**TASK INPUTS**
==========
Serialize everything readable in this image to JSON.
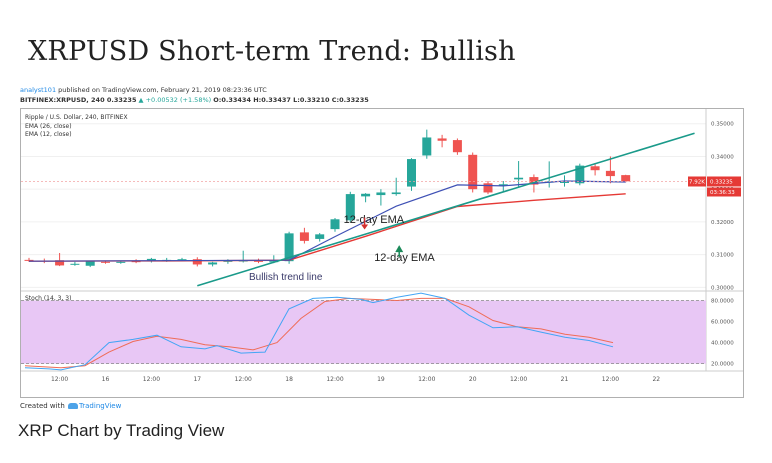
{
  "page": {
    "title": "XRPUSD Short-term Trend: Bullish",
    "caption": "XRP Chart by Trading View"
  },
  "header": {
    "author": "analyst101",
    "published": "published on TradingView.com, February 21, 2019 08:23:36 UTC",
    "symbol_line_prefix": "BITFINEX:XRPUSD, 240 0.33235",
    "change": "▲ +0.00532 (+1.58%)",
    "ohlc": "O:0.33434 H:0.33437 L:0.33210 C:0.33235"
  },
  "footer": {
    "created_with": "Created with",
    "brand": "TradingView"
  },
  "colors": {
    "up": "#26a69a",
    "down": "#ef5350",
    "ema26": "#e53935",
    "ema12": "#3f51b5",
    "trend": "#1a9a8a",
    "stoch_k": "#42a5f5",
    "stoch_d": "#ef6c57",
    "stoch_band": "#e8c7f5",
    "price_tag": "#e53935"
  },
  "chart_data": {
    "type": "candlestick",
    "title": "Ripple / U.S. Dollar, 240, BITFINEX",
    "legend": [
      "EMA (26, close)",
      "EMA (12, close)"
    ],
    "price_axis": {
      "ticks": [
        "0.35000",
        "0.34000",
        "0.33000",
        "0.32000",
        "0.31000",
        "0.30000"
      ],
      "tick_values": [
        0.35,
        0.34,
        0.33,
        0.32,
        0.31,
        0.3
      ],
      "ylim": [
        0.2995,
        0.3545
      ]
    },
    "time_axis": {
      "labels": [
        "12:00",
        "16",
        "12:00",
        "17",
        "12:00",
        "18",
        "12:00",
        "19",
        "12:00",
        "20",
        "12:00",
        "21",
        "12:00",
        "22"
      ],
      "label_bars": [
        2,
        5,
        8,
        11,
        14,
        17,
        20,
        23,
        26,
        29,
        32,
        35,
        38,
        41
      ],
      "bar_count": 43
    },
    "candles": [
      [
        0.3084,
        0.309,
        0.3078,
        0.3082
      ],
      [
        0.3082,
        0.3088,
        0.3074,
        0.3079
      ],
      [
        0.3083,
        0.3105,
        0.3065,
        0.3067
      ],
      [
        0.307,
        0.3078,
        0.3066,
        0.3072
      ],
      [
        0.3066,
        0.3082,
        0.3062,
        0.308
      ],
      [
        0.3078,
        0.3082,
        0.3072,
        0.3075
      ],
      [
        0.3076,
        0.3082,
        0.3072,
        0.3078
      ],
      [
        0.308,
        0.3086,
        0.3074,
        0.3079
      ],
      [
        0.308,
        0.309,
        0.3076,
        0.3087
      ],
      [
        0.3082,
        0.309,
        0.3078,
        0.3084
      ],
      [
        0.3084,
        0.309,
        0.308,
        0.3086
      ],
      [
        0.3086,
        0.3092,
        0.3064,
        0.307
      ],
      [
        0.307,
        0.3078,
        0.3064,
        0.3076
      ],
      [
        0.3078,
        0.3086,
        0.3072,
        0.3082
      ],
      [
        0.308,
        0.3112,
        0.3076,
        0.3082
      ],
      [
        0.3082,
        0.3088,
        0.3074,
        0.3078
      ],
      [
        0.3078,
        0.3098,
        0.3074,
        0.308
      ],
      [
        0.308,
        0.317,
        0.3072,
        0.3165
      ],
      [
        0.3168,
        0.3182,
        0.3134,
        0.3142
      ],
      [
        0.3148,
        0.3166,
        0.314,
        0.3162
      ],
      [
        0.3178,
        0.3212,
        0.317,
        0.3208
      ],
      [
        0.3205,
        0.3292,
        0.32,
        0.3285
      ],
      [
        0.3278,
        0.3288,
        0.326,
        0.3286
      ],
      [
        0.3282,
        0.33,
        0.325,
        0.329
      ],
      [
        0.3285,
        0.3335,
        0.328,
        0.329
      ],
      [
        0.3308,
        0.3395,
        0.3295,
        0.3392
      ],
      [
        0.3403,
        0.3482,
        0.3393,
        0.3458
      ],
      [
        0.3455,
        0.3466,
        0.3428,
        0.3448
      ],
      [
        0.345,
        0.3455,
        0.3405,
        0.3413
      ],
      [
        0.3405,
        0.3412,
        0.329,
        0.33
      ],
      [
        0.3318,
        0.3325,
        0.3285,
        0.329
      ],
      [
        0.331,
        0.3325,
        0.3292,
        0.3315
      ],
      [
        0.333,
        0.3386,
        0.3308,
        0.3335
      ],
      [
        0.3337,
        0.3345,
        0.329,
        0.3314
      ],
      [
        0.332,
        0.3385,
        0.3305,
        0.3324
      ],
      [
        0.332,
        0.3342,
        0.3308,
        0.3322
      ],
      [
        0.3318,
        0.3378,
        0.3312,
        0.3372
      ],
      [
        0.337,
        0.338,
        0.3342,
        0.3358
      ],
      [
        0.3356,
        0.34,
        0.3318,
        0.334
      ],
      [
        0.3343,
        0.3344,
        0.3321,
        0.3324
      ]
    ],
    "ema26": [
      [
        0,
        0.308
      ],
      [
        9,
        0.3081
      ],
      [
        17,
        0.3083
      ],
      [
        22,
        0.3156
      ],
      [
        28,
        0.3247
      ],
      [
        33,
        0.3266
      ],
      [
        39,
        0.3286
      ]
    ],
    "ema12": [
      [
        0,
        0.308
      ],
      [
        17,
        0.3083
      ],
      [
        20,
        0.3155
      ],
      [
        24,
        0.3248
      ],
      [
        28,
        0.3313
      ],
      [
        31,
        0.331
      ],
      [
        35,
        0.3325
      ],
      [
        39,
        0.3322
      ]
    ],
    "trend_line": [
      [
        11,
        0.3005
      ],
      [
        43.5,
        0.3471
      ]
    ],
    "trend_label": "Bullish trend line",
    "price_tag": {
      "value": "0.33235",
      "countdown": "03:36:33",
      "volume": "7.92K",
      "price": 0.33235
    },
    "annotations": [
      {
        "text": "12-day EMA",
        "arrow": "down",
        "x_bar": 22,
        "y": 0.3197,
        "arrow_y": 0.3195
      },
      {
        "text": "12-day EMA",
        "arrow": "up",
        "x_bar": 24,
        "y": 0.308,
        "arrow_y": 0.312
      }
    ],
    "stoch": {
      "label": "Stoch (14, 3, 3)",
      "ticks": [
        "80.0000",
        "60.0000",
        "40.0000",
        "20.0000"
      ],
      "tick_values": [
        80,
        60,
        40,
        20
      ],
      "ylim": [
        13,
        89
      ],
      "band": [
        20,
        80
      ],
      "k": [
        [
          0,
          16
        ],
        [
          2,
          15
        ],
        [
          3,
          14
        ],
        [
          5,
          19
        ],
        [
          7,
          40
        ],
        [
          9,
          43
        ],
        [
          11,
          47
        ],
        [
          13,
          36
        ],
        [
          15,
          34
        ],
        [
          16,
          37
        ],
        [
          18,
          30
        ],
        [
          20,
          31
        ],
        [
          22,
          72
        ],
        [
          24,
          82
        ],
        [
          26,
          83
        ],
        [
          28,
          81
        ],
        [
          29,
          78
        ],
        [
          31,
          83
        ],
        [
          33,
          87
        ],
        [
          35,
          82
        ],
        [
          37,
          66
        ],
        [
          39,
          54
        ],
        [
          41,
          55
        ],
        [
          43,
          50
        ],
        [
          45,
          45
        ],
        [
          47,
          42
        ],
        [
          49,
          36
        ]
      ],
      "d": [
        [
          0,
          18
        ],
        [
          3,
          16
        ],
        [
          5,
          18
        ],
        [
          7,
          31
        ],
        [
          9,
          41
        ],
        [
          11,
          46
        ],
        [
          13,
          43
        ],
        [
          15,
          38
        ],
        [
          17,
          36
        ],
        [
          19,
          33
        ],
        [
          21,
          40
        ],
        [
          23,
          63
        ],
        [
          25,
          79
        ],
        [
          27,
          82
        ],
        [
          29,
          81
        ],
        [
          31,
          80
        ],
        [
          33,
          82
        ],
        [
          35,
          82
        ],
        [
          37,
          74
        ],
        [
          39,
          61
        ],
        [
          41,
          55
        ],
        [
          43,
          53
        ],
        [
          45,
          48
        ],
        [
          47,
          45
        ],
        [
          49,
          40
        ]
      ]
    }
  }
}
==========
**WRITTEN REQUEST**
Read through the entries and copy each line in which "title" appears.

**ANSWER TO THIS EXERCISE**
    "title": "XRPUSD Short-term Trend: Bullish",
    "title": "Ripple / U.S. Dollar, 240, BITFINEX",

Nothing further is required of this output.